• What needs to be done
Every record below is to be retyped exactly.
________________
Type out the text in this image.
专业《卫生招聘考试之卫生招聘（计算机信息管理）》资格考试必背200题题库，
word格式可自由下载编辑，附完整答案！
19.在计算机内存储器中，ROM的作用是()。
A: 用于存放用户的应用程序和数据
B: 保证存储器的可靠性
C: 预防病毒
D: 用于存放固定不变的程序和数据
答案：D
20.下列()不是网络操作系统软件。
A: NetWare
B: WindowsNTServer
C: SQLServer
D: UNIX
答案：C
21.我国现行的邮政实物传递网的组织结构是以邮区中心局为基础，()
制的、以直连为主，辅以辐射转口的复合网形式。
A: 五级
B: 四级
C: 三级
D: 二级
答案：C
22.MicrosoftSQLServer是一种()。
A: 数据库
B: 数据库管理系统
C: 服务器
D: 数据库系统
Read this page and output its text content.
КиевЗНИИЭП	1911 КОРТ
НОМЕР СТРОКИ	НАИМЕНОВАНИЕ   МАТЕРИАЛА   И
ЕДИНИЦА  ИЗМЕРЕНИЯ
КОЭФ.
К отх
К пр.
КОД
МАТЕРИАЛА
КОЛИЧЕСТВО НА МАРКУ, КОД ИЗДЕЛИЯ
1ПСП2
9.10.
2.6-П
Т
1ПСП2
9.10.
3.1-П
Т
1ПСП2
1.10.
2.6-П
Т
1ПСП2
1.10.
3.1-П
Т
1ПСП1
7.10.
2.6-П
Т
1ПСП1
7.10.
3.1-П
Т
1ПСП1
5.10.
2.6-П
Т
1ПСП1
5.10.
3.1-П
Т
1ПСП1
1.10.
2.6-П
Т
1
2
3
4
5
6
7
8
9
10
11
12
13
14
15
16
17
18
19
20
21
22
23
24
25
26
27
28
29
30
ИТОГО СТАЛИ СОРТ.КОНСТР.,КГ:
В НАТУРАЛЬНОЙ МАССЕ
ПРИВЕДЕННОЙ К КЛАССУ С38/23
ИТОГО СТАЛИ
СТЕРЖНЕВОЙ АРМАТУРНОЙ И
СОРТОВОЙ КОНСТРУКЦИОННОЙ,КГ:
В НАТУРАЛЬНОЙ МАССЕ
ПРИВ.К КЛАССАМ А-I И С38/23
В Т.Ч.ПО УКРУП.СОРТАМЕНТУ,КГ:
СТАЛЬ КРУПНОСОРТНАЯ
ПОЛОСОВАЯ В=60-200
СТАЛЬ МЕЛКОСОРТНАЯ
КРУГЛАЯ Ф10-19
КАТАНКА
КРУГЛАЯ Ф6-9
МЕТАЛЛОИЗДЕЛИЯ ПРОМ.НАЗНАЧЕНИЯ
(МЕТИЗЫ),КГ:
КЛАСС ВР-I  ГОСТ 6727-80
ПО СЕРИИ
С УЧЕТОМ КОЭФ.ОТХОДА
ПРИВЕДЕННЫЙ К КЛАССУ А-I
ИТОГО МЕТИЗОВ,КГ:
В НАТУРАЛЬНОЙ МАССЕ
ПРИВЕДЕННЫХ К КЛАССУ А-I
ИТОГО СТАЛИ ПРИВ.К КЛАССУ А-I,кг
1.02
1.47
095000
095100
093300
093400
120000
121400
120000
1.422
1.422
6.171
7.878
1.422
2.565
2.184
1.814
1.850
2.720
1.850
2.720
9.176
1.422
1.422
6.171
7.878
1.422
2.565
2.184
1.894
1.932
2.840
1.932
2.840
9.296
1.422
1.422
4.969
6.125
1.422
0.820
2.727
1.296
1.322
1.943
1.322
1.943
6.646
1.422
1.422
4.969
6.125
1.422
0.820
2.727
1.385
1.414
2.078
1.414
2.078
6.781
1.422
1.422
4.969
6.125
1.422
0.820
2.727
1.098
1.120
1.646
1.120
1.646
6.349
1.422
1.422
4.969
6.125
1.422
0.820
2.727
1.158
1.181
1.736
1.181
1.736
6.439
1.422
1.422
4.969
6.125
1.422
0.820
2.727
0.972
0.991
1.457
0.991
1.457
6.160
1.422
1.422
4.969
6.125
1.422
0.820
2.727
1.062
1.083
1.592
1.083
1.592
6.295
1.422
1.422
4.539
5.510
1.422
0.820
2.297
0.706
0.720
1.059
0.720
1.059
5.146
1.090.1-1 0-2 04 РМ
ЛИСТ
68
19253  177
________________
• Solved exercise
Type out the text in this image.
专业《卫生招聘考试之卫生招聘（计算机信息管理）》资格考试必背200题题库，
word格式可自由下载编辑，附完整答案！
19.在计算机内存储器中，ROM的作用是()。
A: 用于存放用户的应用程序和数据
B: 保证存储器的可靠性
C: 预防病毒
D: 用于存放固定不变的程序和数据
答案：D
20.下列()不是网络操作系统软件。
A: NetWare
B: WindowsNTServer
C: SQLServer
D: UNIX
答案：C
21.我国现行的邮政实物传递网的组织结构是以邮区中心局为基础，()
制的、以直连为主，辅以辐射转口的复合网形式。
A: 五级
B: 四级
C: 三级
D: 二级
答案：C
22.MicrosoftSQLServer是一种()。
A: 数据库
B: 数据库管理系统
C: 服务器
D: 数据库系统
Read this page and output its text content.
КиевЗНИИЭП	1911 КОРТ
НОМЕР СТРОКИ	НАИМЕНОВАНИЕ   МАТЕРИАЛА   И
ЕДИНИЦА  ИЗМЕРЕНИЯ
КОЭФ.
К отх
К пр.
КОД
МАТЕРИАЛА
КОЛИЧЕСТВО НА МАРКУ, КОД ИЗДЕЛИЯ
1ПСП2
9.10.
2.6-П
Т
1ПСП2
9.10.
3.1-П
Т
1ПСП2
1.10.
2.6-П
Т
1ПСП2
1.10.
3.1-П
Т
1ПСП1
7.10.
2.6-П
Т
1ПСП1
7.10.
3.1-П
Т
1ПСП1
5.10.
2.6-П
Т
1ПСП1
5.10.
3.1-П
Т
1ПСП1
1.10.
2.6-П
Т
1
2
3
4
5
6
7
8
9
10
11
12
13
14
15
16
17
18
19
20
21
22
23
24
25
26
27
28
29
30
ИТОГО СТАЛИ СОРТ.КОНСТР.,КГ:
В НАТУРАЛЬНОЙ МАССЕ
ПРИВЕДЕННОЙ К КЛАССУ С38/23
ИТОГО СТАЛИ
СТЕРЖНЕВОЙ АРМАТУРНОЙ И
СОРТОВОЙ КОНСТРУКЦИОННОЙ,КГ:
В НАТУРАЛЬНОЙ МАССЕ
ПРИВ.К КЛАССАМ А-I И С38/23
В Т.Ч.ПО УКРУП.СОРТАМЕНТУ,КГ:
СТАЛЬ КРУПНОСОРТНАЯ
ПОЛОСОВАЯ В=60-200
СТАЛЬ МЕЛКОСОРТНАЯ
КРУГЛАЯ Ф10-19
КАТАНКА
КРУГЛАЯ Ф6-9
МЕТАЛЛОИЗДЕЛИЯ ПРОМ.НАЗНАЧЕНИЯ
(МЕТИЗЫ),КГ:
КЛАСС ВР-I  ГОСТ 6727-80
ПО СЕРИИ
С УЧЕТОМ КОЭФ.ОТХОДА
ПРИВЕДЕННЫЙ К КЛАССУ А-I
ИТОГО МЕТИЗОВ,КГ:
В НАТУРАЛЬНОЙ МАССЕ
ПРИВЕДЕННЫХ К КЛАССУ А-I
ИТОГО СТАЛИ ПРИВ.К КЛАССУ А-I,кг
1.02
1.47
095000
095100
093300
093400
120000
121400
120000
1.422
1.422
6.171
7.878
1.422
2.565
2.184
1.814
1.850
2.720
1.850
2.720
9.176
1.422
1.422
6.171
7.878
1.422
2.565
2.184
1.894
1.932
2.840
1.932
2.840
9.296
1.422
1.422
4.969
6.125
1.422
0.820
2.727
1.296
1.322
1.943
1.322
1.943
6.646
1.422
1.422
4.969
6.125
1.422
0.820
2.727
1.385
1.414
2.078
1.414
2.078
6.781
1.422
1.422
4.969
6.125
1.422
0.820
2.727
1.098
1.120
1.646
1.120
1.646
6.349
1.422
1.422
4.969
6.125
1.422
0.820
2.727
1.158
1.181
1.736
1.181
1.736
6.439
1.422
1.422
4.969
6.125
1.422
0.820
2.727
0.972
0.991
1.457
0.991
1.457
6.160
1.422
1.422
4.969
6.125
1.422
0.820
2.727
1.062
1.083
1.592
1.083
1.592
6.295
1.422
1.422
4.539
5.510
1.422
0.820
2.297
0.706
0.720
1.059
0.720
1.059
5.146
1.090.1-1 0-2 04 РМ
ЛИСТ
68
19253  177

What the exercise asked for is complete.